**Objective:** Copy out the entries below in full and exactly.

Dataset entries
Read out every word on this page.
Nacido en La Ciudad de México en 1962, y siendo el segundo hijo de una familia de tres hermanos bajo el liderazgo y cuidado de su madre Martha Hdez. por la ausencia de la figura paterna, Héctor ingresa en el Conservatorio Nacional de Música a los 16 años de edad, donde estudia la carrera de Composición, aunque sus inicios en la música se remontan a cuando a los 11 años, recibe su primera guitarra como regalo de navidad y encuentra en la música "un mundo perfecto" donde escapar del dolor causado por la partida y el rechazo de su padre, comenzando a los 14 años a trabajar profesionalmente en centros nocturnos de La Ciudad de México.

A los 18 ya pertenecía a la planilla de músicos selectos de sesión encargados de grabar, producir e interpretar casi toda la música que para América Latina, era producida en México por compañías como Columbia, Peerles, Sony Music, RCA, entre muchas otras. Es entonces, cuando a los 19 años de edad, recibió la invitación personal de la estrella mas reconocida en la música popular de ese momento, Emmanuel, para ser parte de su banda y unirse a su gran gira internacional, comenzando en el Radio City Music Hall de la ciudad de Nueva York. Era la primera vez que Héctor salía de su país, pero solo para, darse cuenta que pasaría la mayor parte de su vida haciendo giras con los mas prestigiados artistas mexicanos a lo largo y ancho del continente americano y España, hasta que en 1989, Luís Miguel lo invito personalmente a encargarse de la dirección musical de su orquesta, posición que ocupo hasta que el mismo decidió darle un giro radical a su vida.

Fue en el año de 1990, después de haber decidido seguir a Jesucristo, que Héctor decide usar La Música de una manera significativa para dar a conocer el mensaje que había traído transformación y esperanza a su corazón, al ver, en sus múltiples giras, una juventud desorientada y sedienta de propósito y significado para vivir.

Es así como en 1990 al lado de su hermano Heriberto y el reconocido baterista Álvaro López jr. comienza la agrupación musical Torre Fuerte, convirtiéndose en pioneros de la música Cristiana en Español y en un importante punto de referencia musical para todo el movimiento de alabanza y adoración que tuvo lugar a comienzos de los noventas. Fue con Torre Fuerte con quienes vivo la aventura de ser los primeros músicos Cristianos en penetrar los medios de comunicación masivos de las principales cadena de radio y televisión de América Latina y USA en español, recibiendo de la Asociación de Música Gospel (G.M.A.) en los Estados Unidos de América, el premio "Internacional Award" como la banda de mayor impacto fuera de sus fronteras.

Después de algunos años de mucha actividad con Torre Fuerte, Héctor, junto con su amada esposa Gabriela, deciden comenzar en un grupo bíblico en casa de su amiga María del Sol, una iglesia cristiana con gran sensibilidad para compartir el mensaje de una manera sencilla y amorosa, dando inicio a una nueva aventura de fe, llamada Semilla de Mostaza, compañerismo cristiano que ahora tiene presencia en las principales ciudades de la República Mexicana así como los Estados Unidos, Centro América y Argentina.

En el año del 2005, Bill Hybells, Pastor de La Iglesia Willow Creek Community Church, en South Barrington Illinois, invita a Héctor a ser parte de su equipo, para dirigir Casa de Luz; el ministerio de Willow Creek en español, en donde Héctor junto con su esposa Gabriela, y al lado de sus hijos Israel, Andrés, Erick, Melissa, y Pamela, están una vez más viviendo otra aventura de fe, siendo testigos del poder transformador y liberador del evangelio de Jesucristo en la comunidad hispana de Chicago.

**Task output:**
Read out every word on this page.
Nacido en La Ciudad de México en 1962, y siendo el segundo hijo de una familia de tres hermanos bajo el liderazgo y cuidado de su madre Martha Hdez. por la ausencia de la figura paterna, Héctor ingresa en el Conservatorio Nacional de Música a los 16 años de edad, donde estudia la carrera de Composición, aunque sus inicios en la música se remontan a cuando a los 11 años, recibe su primera guitarra como regalo de navidad y encuentra en la música "un mundo perfecto" donde escapar del dolor causado por la partida y el rechazo de su padre, comenzando a los 14 años a trabajar profesionalmente en centros nocturnos de La Ciudad de México.

A los 18 ya pertenecía a la planilla de músicos selectos de sesión encargados de grabar, producir e interpretar casi toda la música que para América Latina, era producida en México por compañías como Columbia, Peerles, Sony Music, RCA, entre muchas otras. Es entonces, cuando a los 19 años de edad, recibió la invitación personal de la estrella mas reconocida en la música popular de ese momento, Emmanuel, para ser parte de su banda y unirse a su gran gira internacional, comenzando en el Radio City Music Hall de la ciudad de Nueva York. Era la primera vez que Héctor salía de su país, pero solo para, darse cuenta que pasaría la mayor parte de su vida haciendo giras con los mas prestigiados artistas mexicanos a lo largo y ancho del continente americano y España, hasta que en 1989, Luís Miguel lo invito personalmente a encargarse de la dirección musical de su orquesta, posición que ocupo hasta que el mismo decidió darle un giro radical a su vida.

Fue en el año de 1990, después de haber decidido seguir a Jesucristo, que Héctor decide usar La Música de una manera significativa para dar a conocer el mensaje que había traído transformación y esperanza a su corazón, al ver, en sus múltiples giras, una juventud desorientada y sedienta de propósito y significado para vivir.

Es así como en 1990 al lado de su hermano Heriberto y el reconocido baterista Álvaro López jr. comienza la agrupación musical Torre Fuerte, convirtiéndose en pioneros de la música Cristiana en Español y en un importante punto de referencia musical para todo el movimiento de alabanza y adoración que tuvo lugar a comienzos de los noventas. Fue con Torre Fuerte con quienes vivo la aventura de ser los primeros músicos Cristianos en penetrar los medios de comunicación masivos de las principales cadena de radio y televisión de América Latina y USA en español, recibiendo de la Asociación de Música Gospel (G.M.A.) en los Estados Unidos de América, el premio "Internacional Award" como la banda de mayor impacto fuera de sus fronteras.

Después de algunos años de mucha actividad con Torre Fuerte, Héctor, junto con su amada esposa Gabriela, deciden comenzar en un grupo bíblico en casa de su amiga María del Sol, una iglesia cristiana con gran sensibilidad para compartir el mensaje de una manera sencilla y amorosa, dando inicio a una nueva aventura de fe, llamada Semilla de Mostaza, compañerismo cristiano que ahora tiene presencia en las principales ciudades de la República Mexicana así como los Estados Unidos, Centro América y Argentina.

En el año del 2005, Bill Hybells, Pastor de La Iglesia Willow Creek Community Church, en South Barrington Illinois, invita a Héctor a ser parte de su equipo, para dirigir Casa de Luz; el ministerio de Willow Creek en español, en donde Héctor junto con su esposa Gabriela, y al lado de sus hijos Israel, Andrés, Erick, Melissa, y Pamela, están una vez más viviendo otra aventura de fe, siendo testigos del poder transformador y liberador del evangelio de Jesucristo en la comunidad hispana de Chicago.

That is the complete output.